Soundtrack album by Barry Gibb
- Released: September 1988
- Recorded: 1985 (track 7) 1986 (except tracks 2, 6, and 7) February 1988 (tracks 2 and 6)
- Genres: Pop rock, new wave, synthpop, dance-pop, dance-rock, adult contemporary, soul
- Label: Polydor
- Producers: Barry Gibb, Karl Richardson (except tracks 2, 6) Barry Gibb, Maurice Gibb, Brian Tench (track 2 and 6)

Barry Gibb chronology
| Now Voyager (1984) | Hawks (1988) | The Guilty Demos (2006) |

Singles from Hawks
- "Childhood Days" Released: August 1988; "Not in Love at All" Released: 1988 (promo single);

= Hawks (soundtrack) =

Hawks is the soundtrack album for the film Hawks. All of the songs were performed by Barry Gibb (except the song "Chain Reaction", which was performed by Diana Ross).

==Release==
All of the songs were written and recorded in 1986 by Barry for the unreleased Moonlight Madness album with the exception of "Childhood Days" and the instrumental "Celebration de la Vie". The songs "Where Tomorrow Is", "Not in Love at All" and "Letting Go" were not in the film and were noted on the CD as bonus track not featured in the film, Additionally these recordings of "Moonlight Madness", "Cover You" and "Celebration de la Vie" are not in the film either, but appear instead as instrumental versions.

Instruction A:
Echo the listing from its first line up to and including the line containing "340, 272, 366]", with every character unchanged.
The Hawks soundtrack article and the listing that follows it come from unrelated sources.

Task input:
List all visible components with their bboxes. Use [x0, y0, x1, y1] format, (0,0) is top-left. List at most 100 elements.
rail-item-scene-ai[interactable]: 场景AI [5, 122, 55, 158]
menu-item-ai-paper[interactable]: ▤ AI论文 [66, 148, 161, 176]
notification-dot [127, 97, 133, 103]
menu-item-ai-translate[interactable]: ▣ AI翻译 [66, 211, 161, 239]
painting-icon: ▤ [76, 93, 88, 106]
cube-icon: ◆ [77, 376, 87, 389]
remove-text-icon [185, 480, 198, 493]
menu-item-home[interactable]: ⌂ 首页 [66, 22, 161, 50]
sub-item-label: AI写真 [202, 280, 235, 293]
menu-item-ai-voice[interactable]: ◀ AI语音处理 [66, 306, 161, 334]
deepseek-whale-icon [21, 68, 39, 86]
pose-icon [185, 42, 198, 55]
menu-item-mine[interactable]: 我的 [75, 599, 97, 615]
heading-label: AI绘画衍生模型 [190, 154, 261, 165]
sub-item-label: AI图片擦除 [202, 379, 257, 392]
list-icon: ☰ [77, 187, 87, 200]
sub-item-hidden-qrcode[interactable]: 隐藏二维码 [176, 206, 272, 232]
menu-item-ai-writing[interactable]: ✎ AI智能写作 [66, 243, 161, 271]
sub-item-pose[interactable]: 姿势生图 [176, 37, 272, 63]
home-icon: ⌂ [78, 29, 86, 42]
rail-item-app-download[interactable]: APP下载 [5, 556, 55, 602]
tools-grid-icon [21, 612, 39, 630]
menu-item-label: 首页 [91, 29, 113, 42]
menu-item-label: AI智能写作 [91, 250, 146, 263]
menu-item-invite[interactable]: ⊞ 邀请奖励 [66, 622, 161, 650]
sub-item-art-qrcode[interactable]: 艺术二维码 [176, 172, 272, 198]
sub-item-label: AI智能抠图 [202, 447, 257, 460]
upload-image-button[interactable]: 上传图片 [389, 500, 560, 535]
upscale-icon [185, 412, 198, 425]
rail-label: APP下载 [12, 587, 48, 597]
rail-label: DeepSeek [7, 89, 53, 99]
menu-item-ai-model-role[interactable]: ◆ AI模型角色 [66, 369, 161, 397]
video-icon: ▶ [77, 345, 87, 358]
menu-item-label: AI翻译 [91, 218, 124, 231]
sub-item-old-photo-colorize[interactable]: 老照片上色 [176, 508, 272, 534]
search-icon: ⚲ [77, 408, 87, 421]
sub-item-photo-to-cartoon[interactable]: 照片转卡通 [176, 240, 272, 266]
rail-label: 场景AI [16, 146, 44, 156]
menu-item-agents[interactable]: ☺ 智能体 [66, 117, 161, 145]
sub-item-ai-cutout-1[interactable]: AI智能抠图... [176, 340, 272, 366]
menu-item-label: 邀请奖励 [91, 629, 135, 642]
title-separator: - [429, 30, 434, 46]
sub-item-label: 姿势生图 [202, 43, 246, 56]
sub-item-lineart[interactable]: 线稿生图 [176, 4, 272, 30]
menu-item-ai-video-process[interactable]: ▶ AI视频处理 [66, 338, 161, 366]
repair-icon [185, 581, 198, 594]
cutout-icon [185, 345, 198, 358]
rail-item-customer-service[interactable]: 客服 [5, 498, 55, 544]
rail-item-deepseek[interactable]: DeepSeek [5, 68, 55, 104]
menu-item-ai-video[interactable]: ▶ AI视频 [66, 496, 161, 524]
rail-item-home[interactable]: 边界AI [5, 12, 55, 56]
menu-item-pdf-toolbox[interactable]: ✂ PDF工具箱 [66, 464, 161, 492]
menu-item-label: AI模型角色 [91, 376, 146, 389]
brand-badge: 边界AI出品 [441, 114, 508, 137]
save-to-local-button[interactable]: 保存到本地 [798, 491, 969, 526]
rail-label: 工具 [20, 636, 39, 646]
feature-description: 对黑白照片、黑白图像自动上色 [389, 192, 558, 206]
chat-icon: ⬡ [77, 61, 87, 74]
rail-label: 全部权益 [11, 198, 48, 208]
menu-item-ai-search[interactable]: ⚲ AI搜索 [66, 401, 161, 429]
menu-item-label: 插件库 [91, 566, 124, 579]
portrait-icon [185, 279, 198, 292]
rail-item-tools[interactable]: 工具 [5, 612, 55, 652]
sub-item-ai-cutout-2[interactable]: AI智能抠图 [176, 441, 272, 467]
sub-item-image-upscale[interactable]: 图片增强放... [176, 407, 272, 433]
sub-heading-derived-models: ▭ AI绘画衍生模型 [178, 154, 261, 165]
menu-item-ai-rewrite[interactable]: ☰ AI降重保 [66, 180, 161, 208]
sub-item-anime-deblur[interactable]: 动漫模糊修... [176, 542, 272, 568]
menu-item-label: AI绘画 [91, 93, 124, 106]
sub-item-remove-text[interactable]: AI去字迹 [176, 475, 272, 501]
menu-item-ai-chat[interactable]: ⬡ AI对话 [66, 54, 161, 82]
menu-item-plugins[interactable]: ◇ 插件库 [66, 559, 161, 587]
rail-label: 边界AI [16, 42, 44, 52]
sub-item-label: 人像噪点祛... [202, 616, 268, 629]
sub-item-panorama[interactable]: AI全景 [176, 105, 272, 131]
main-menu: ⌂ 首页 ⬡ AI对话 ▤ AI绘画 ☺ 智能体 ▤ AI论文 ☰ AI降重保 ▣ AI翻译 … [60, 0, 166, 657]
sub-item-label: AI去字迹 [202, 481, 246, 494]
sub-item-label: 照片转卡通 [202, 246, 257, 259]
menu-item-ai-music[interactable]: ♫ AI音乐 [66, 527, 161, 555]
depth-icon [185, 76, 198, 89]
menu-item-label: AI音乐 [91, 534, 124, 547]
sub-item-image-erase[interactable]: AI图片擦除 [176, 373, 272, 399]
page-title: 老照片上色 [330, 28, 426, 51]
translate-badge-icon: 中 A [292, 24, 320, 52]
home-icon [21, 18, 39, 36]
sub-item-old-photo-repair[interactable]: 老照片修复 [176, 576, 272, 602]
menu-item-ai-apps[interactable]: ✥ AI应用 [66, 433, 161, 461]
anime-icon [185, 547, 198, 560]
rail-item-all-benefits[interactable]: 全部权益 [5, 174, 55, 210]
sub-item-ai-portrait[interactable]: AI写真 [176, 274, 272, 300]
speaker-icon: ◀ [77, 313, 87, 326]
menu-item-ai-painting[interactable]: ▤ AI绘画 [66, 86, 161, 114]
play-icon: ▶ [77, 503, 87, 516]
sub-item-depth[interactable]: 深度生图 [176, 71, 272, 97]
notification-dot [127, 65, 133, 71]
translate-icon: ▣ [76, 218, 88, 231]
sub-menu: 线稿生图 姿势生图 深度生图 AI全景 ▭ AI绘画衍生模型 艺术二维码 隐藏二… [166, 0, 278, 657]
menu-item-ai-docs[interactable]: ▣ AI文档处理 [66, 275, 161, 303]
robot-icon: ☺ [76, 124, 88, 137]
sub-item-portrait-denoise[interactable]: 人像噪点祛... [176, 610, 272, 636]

Instruction B:
Duplicate the Hawks soundtrack article in full, word for word.

Written response A:
List all visible components with their bboxes. Use [x0, y0, x1, y1] format, (0,0) is top-left. List at most 100 elements.
rail-item-scene-ai[interactable]: 场景AI [5, 122, 55, 158]
menu-item-ai-paper[interactable]: ▤ AI论文 [66, 148, 161, 176]
notification-dot [127, 97, 133, 103]
menu-item-ai-translate[interactable]: ▣ AI翻译 [66, 211, 161, 239]
painting-icon: ▤ [76, 93, 88, 106]
cube-icon: ◆ [77, 376, 87, 389]
remove-text-icon [185, 480, 198, 493]
menu-item-home[interactable]: ⌂ 首页 [66, 22, 161, 50]
sub-item-label: AI写真 [202, 280, 235, 293]
menu-item-ai-voice[interactable]: ◀ AI语音处理 [66, 306, 161, 334]
deepseek-whale-icon [21, 68, 39, 86]
pose-icon [185, 42, 198, 55]
menu-item-mine[interactable]: 我的 [75, 599, 97, 615]
heading-label: AI绘画衍生模型 [190, 154, 261, 165]
sub-item-label: AI图片擦除 [202, 379, 257, 392]
list-icon: ☰ [77, 187, 87, 200]
sub-item-hidden-qrcode[interactable]: 隐藏二维码 [176, 206, 272, 232]
menu-item-ai-writing[interactable]: ✎ AI智能写作 [66, 243, 161, 271]
sub-item-pose[interactable]: 姿势生图 [176, 37, 272, 63]
home-icon: ⌂ [78, 29, 86, 42]
rail-item-app-download[interactable]: APP下载 [5, 556, 55, 602]
tools-grid-icon [21, 612, 39, 630]
menu-item-label: 首页 [91, 29, 113, 42]
menu-item-label: AI智能写作 [91, 250, 146, 263]
menu-item-invite[interactable]: ⊞ 邀请奖励 [66, 622, 161, 650]
sub-item-art-qrcode[interactable]: 艺术二维码 [176, 172, 272, 198]
sub-item-label: AI智能抠图 [202, 447, 257, 460]
upload-image-button[interactable]: 上传图片 [389, 500, 560, 535]
upscale-icon [185, 412, 198, 425]
rail-label: APP下载 [12, 587, 48, 597]
rail-label: DeepSeek [7, 89, 53, 99]
menu-item-ai-model-role[interactable]: ◆ AI模型角色 [66, 369, 161, 397]
video-icon: ▶ [77, 345, 87, 358]
menu-item-label: AI翻译 [91, 218, 124, 231]
sub-item-old-photo-colorize[interactable]: 老照片上色 [176, 508, 272, 534]
search-icon: ⚲ [77, 408, 87, 421]
sub-item-photo-to-cartoon[interactable]: 照片转卡通 [176, 240, 272, 266]
rail-label: 场景AI [16, 146, 44, 156]
menu-item-agents[interactable]: ☺ 智能体 [66, 117, 161, 145]
sub-item-ai-cutout-1[interactable]: AI智能抠图... [176, 340, 272, 366]

Written response B:
Soundtrack album by Barry Gibb
- Released: September 1988
- Recorded: 1985 (track 7) 1986 (except tracks 2, 6, and 7) February 1988 (tracks 2 and 6)
- Genres: Pop rock, new wave, synthpop, dance-pop, dance-rock, adult contemporary, soul
- Label: Polydor
- Producers: Barry Gibb, Karl Richardson (except tracks 2, 6) Barry Gibb, Maurice Gibb, Brian Tench (track 2 and 6)

Barry Gibb chronology
| Now Voyager (1984) | Hawks (1988) | The Guilty Demos (2006) |

Singles from Hawks
- "Childhood Days" Released: August 1988; "Not in Love at All" Released: 1988 (promo single);

= Hawks (soundtrack) =

Hawks is the soundtrack album for the film Hawks. All of the songs were performed by Barry Gibb (except the song "Chain Reaction", which was performed by Diana Ross).

==Release==
All of the songs were written and recorded in 1986 by Barry for the unreleased Moonlight Madness album with the exception of "Childhood Days" and the instrumental "Celebration de la Vie". The songs "Where Tomorrow Is", "Not in Love at All" and "Letting Go" were not in the film and were noted on the CD as bonus track not featured in the film, Additionally these recordings of "Moonlight Madness", "Cover You" and "Celebration de la Vie" are not in the film either, but appear instead as instrumental versions.